[Data listing]
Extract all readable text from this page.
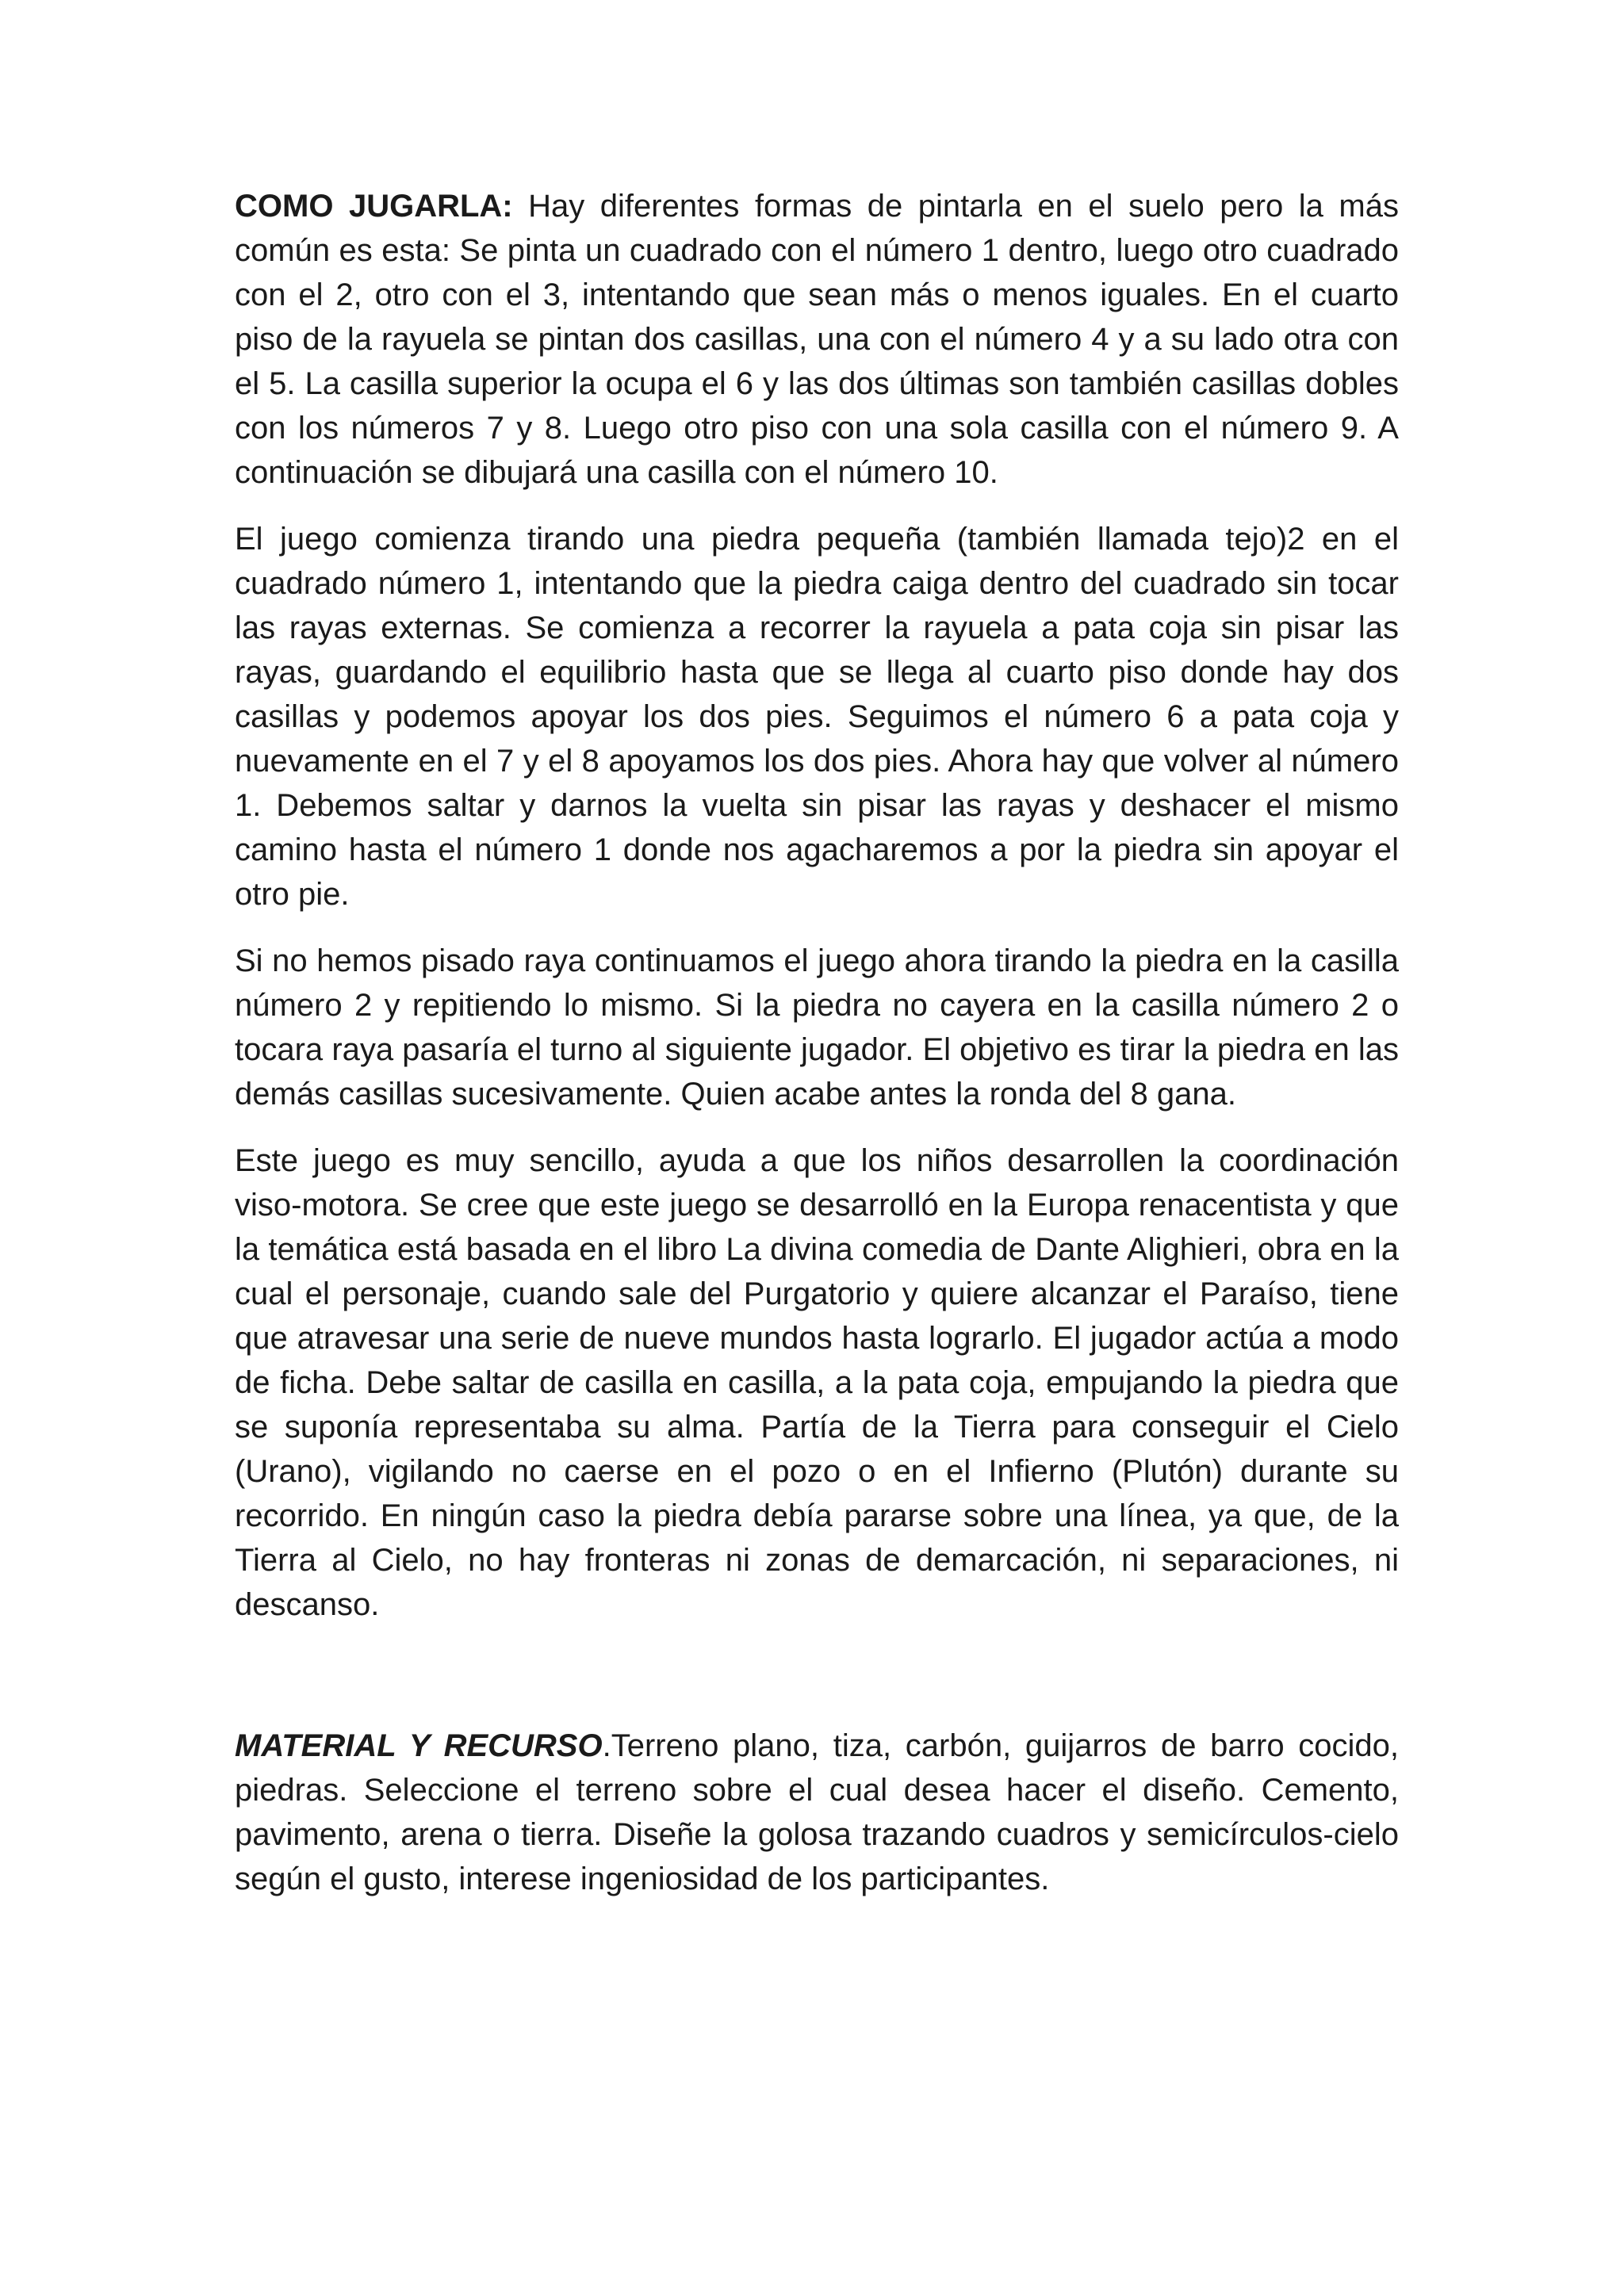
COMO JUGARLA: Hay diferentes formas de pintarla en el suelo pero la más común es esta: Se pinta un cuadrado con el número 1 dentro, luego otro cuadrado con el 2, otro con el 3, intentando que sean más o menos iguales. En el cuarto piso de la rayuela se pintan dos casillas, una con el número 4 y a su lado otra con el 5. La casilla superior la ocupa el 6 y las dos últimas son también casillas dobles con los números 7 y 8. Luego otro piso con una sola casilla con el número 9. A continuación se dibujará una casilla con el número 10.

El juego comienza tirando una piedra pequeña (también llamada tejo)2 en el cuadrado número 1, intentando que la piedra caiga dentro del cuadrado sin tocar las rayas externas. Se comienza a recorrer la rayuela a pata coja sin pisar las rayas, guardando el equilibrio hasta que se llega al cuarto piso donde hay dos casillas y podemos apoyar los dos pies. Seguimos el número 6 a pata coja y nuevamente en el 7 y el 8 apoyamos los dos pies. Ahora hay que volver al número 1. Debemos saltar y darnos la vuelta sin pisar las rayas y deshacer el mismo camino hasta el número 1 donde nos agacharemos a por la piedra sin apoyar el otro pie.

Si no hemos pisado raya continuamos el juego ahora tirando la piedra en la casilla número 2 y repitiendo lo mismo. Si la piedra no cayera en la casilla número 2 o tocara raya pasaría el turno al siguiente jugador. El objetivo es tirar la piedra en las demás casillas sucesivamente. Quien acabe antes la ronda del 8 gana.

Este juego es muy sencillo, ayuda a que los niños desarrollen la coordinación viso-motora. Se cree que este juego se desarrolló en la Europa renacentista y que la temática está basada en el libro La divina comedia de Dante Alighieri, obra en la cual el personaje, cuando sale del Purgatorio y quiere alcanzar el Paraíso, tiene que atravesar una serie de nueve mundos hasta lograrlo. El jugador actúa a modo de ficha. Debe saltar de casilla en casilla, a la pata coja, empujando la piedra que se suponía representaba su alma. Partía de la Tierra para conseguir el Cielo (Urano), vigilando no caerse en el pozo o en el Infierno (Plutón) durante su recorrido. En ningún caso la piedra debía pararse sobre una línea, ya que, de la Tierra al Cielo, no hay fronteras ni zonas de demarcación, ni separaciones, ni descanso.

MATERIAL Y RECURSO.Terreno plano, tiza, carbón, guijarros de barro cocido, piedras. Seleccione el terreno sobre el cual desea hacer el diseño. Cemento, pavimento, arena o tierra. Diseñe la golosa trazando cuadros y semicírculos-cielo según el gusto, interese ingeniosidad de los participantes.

==

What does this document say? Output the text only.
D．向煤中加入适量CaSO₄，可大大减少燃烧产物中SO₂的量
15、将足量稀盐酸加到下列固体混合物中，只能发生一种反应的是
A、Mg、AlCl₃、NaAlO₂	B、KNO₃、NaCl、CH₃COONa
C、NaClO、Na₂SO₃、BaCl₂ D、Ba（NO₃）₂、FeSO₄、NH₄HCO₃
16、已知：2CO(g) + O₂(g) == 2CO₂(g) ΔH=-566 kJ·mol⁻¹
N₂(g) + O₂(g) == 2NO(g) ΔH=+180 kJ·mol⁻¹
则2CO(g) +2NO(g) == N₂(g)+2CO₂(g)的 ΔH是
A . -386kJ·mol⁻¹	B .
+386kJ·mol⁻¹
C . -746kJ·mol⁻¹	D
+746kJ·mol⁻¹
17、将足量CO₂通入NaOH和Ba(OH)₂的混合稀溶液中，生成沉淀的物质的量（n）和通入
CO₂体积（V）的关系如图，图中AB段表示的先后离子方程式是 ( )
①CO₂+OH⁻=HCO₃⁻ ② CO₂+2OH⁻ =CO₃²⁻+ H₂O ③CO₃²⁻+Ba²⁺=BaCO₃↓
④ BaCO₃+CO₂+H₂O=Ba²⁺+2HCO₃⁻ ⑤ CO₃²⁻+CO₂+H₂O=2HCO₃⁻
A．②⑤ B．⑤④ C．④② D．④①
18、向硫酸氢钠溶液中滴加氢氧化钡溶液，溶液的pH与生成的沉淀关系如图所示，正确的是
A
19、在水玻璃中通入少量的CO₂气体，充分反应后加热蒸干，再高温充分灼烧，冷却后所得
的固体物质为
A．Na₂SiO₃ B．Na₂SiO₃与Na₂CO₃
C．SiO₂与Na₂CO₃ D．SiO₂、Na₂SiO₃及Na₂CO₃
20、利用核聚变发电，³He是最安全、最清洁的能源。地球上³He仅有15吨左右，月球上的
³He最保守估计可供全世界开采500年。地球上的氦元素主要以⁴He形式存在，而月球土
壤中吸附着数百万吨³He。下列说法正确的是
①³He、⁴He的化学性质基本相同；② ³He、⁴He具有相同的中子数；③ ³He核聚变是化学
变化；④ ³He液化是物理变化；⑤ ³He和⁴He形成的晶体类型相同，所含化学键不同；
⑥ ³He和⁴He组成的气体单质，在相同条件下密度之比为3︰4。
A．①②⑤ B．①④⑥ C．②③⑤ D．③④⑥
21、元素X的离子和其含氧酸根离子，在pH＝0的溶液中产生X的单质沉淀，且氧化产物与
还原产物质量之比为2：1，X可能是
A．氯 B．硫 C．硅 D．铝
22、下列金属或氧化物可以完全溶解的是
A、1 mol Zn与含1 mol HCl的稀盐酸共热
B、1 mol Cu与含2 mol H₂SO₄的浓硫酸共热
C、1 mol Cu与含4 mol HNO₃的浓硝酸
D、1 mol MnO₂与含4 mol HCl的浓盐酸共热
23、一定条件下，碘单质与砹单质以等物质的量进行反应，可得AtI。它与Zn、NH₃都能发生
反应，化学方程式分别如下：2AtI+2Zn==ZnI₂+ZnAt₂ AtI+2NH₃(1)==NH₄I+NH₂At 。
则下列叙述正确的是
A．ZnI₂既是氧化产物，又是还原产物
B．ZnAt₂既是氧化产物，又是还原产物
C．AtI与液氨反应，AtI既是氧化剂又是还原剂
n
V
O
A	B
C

SET PROBLEM :: Determine the number of lines in the records that include the string "又是还原产物", and respond with that number only.

THE RESPONSE :: 2